Each line that follows is to be retyped exactly.

• _STORED RECORDS_:

------

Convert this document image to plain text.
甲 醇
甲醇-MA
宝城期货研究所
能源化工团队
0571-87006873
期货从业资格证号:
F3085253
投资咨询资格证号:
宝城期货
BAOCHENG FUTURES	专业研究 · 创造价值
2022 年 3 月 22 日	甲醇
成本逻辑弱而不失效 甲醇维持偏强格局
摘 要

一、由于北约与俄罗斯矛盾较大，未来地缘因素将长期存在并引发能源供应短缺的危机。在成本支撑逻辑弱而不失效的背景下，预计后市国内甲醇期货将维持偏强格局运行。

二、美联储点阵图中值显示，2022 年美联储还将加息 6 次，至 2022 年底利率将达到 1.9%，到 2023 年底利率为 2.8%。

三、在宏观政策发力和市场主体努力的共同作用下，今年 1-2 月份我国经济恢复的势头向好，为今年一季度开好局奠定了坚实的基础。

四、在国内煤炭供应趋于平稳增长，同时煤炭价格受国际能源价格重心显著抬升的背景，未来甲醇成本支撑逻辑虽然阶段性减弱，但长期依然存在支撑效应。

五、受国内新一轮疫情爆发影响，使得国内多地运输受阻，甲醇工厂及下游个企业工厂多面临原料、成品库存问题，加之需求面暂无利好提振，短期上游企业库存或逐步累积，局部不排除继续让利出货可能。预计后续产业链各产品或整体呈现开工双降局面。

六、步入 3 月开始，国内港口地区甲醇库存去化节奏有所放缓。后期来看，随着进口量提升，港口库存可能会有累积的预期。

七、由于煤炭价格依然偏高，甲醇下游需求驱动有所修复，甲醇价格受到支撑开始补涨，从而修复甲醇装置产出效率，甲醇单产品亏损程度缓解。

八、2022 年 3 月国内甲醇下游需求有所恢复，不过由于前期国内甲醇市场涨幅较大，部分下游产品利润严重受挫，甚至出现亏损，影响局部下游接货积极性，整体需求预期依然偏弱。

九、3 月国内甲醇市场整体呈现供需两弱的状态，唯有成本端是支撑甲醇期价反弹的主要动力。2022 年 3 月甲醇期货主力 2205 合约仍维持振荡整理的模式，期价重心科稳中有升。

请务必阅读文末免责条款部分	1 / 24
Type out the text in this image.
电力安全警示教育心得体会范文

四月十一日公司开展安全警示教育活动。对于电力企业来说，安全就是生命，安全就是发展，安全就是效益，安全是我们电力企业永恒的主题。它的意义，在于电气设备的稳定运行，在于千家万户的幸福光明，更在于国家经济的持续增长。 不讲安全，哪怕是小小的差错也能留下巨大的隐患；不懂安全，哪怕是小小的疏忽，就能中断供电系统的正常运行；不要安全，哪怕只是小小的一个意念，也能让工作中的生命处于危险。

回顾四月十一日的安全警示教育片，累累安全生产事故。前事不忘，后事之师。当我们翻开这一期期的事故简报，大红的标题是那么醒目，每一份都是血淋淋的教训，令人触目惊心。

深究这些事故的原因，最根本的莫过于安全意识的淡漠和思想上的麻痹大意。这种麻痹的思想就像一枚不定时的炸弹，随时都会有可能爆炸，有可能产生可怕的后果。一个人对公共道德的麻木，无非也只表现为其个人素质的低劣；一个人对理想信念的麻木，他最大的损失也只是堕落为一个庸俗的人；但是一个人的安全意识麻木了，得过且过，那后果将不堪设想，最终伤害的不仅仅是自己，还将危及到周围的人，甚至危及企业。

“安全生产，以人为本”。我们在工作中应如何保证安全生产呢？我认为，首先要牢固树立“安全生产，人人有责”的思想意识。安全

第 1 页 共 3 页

------

• _EXERCISE ANSWER_:
Convert this document image to plain text.
甲 醇
甲醇-MA
宝城期货研究所
能源化工团队
0571-87006873
期货从业资格证号:
F3085253
投资咨询资格证号:
宝城期货
BAOCHENG FUTURES	专业研究 · 创造价值
2022 年 3 月 22 日	甲醇
成本逻辑弱而不失效 甲醇维持偏强格局
摘 要

一、由于北约与俄罗斯矛盾较大，未来地缘因素将长期存在并引发能源供应短缺的危机。在成本支撑逻辑弱而不失效的背景下，预计后市国内甲醇期货将维持偏强格局运行。

二、美联储点阵图中值显示，2022 年美联储还将加息 6 次，至 2022 年底利率将达到 1.9%，到 2023 年底利率为 2.8%。

三、在宏观政策发力和市场主体努力的共同作用下，今年 1-2 月份我国经济恢复的势头向好，为今年一季度开好局奠定了坚实的基础。

四、在国内煤炭供应趋于平稳增长，同时煤炭价格受国际能源价格重心显著抬升的背景，未来甲醇成本支撑逻辑虽然阶段性减弱，但长期依然存在支撑效应。

五、受国内新一轮疫情爆发影响，使得国内多地运输受阻，甲醇工厂及下游个企业工厂多面临原料、成品库存问题，加之需求面暂无利好提振，短期上游企业库存或逐步累积，局部不排除继续让利出货可能。预计后续产业链各产品或整体呈现开工双降局面。

六、步入 3 月开始，国内港口地区甲醇库存去化节奏有所放缓。后期来看，随着进口量提升，港口库存可能会有累积的预期。

七、由于煤炭价格依然偏高，甲醇下游需求驱动有所修复，甲醇价格受到支撑开始补涨，从而修复甲醇装置产出效率，甲醇单产品亏损程度缓解。

八、2022 年 3 月国内甲醇下游需求有所恢复，不过由于前期国内甲醇市场涨幅较大，部分下游产品利润严重受挫，甚至出现亏损，影响局部下游接货积极性，整体需求预期依然偏弱。

九、3 月国内甲醇市场整体呈现供需两弱的状态，唯有成本端是支撑甲醇期价反弹的主要动力。2022 年 3 月甲醇期货主力 2205 合约仍维持振荡整理的模式，期价重心科稳中有升。

请务必阅读文末免责条款部分	1 / 24
Type out the text in this image.
电力安全警示教育心得体会范文

四月十一日公司开展安全警示教育活动。对于电力企业来说，安全就是生命，安全就是发展，安全就是效益，安全是我们电力企业永恒的主题。它的意义，在于电气设备的稳定运行，在于千家万户的幸福光明，更在于国家经济的持续增长。 不讲安全，哪怕是小小的差错也能留下巨大的隐患；不懂安全，哪怕是小小的疏忽，就能中断供电系统的正常运行；不要安全，哪怕只是小小的一个意念，也能让工作中的生命处于危险。

回顾四月十一日的安全警示教育片，累累安全生产事故。前事不忘，后事之师。当我们翻开这一期期的事故简报，大红的标题是那么醒目，每一份都是血淋淋的教训，令人触目惊心。

深究这些事故的原因，最根本的莫过于安全意识的淡漠和思想上的麻痹大意。这种麻痹的思想就像一枚不定时的炸弹，随时都会有可能爆炸，有可能产生可怕的后果。一个人对公共道德的麻木，无非也只表现为其个人素质的低劣；一个人对理想信念的麻木，他最大的损失也只是堕落为一个庸俗的人；但是一个人的安全意识麻木了，得过且过，那后果将不堪设想，最终伤害的不仅仅是自己，还将危及到周围的人，甚至危及企业。

“安全生产，以人为本”。我们在工作中应如何保证安全生产呢？我认为，首先要牢固树立“安全生产，人人有责”的思想意识。安全

第 1 页 共 3 页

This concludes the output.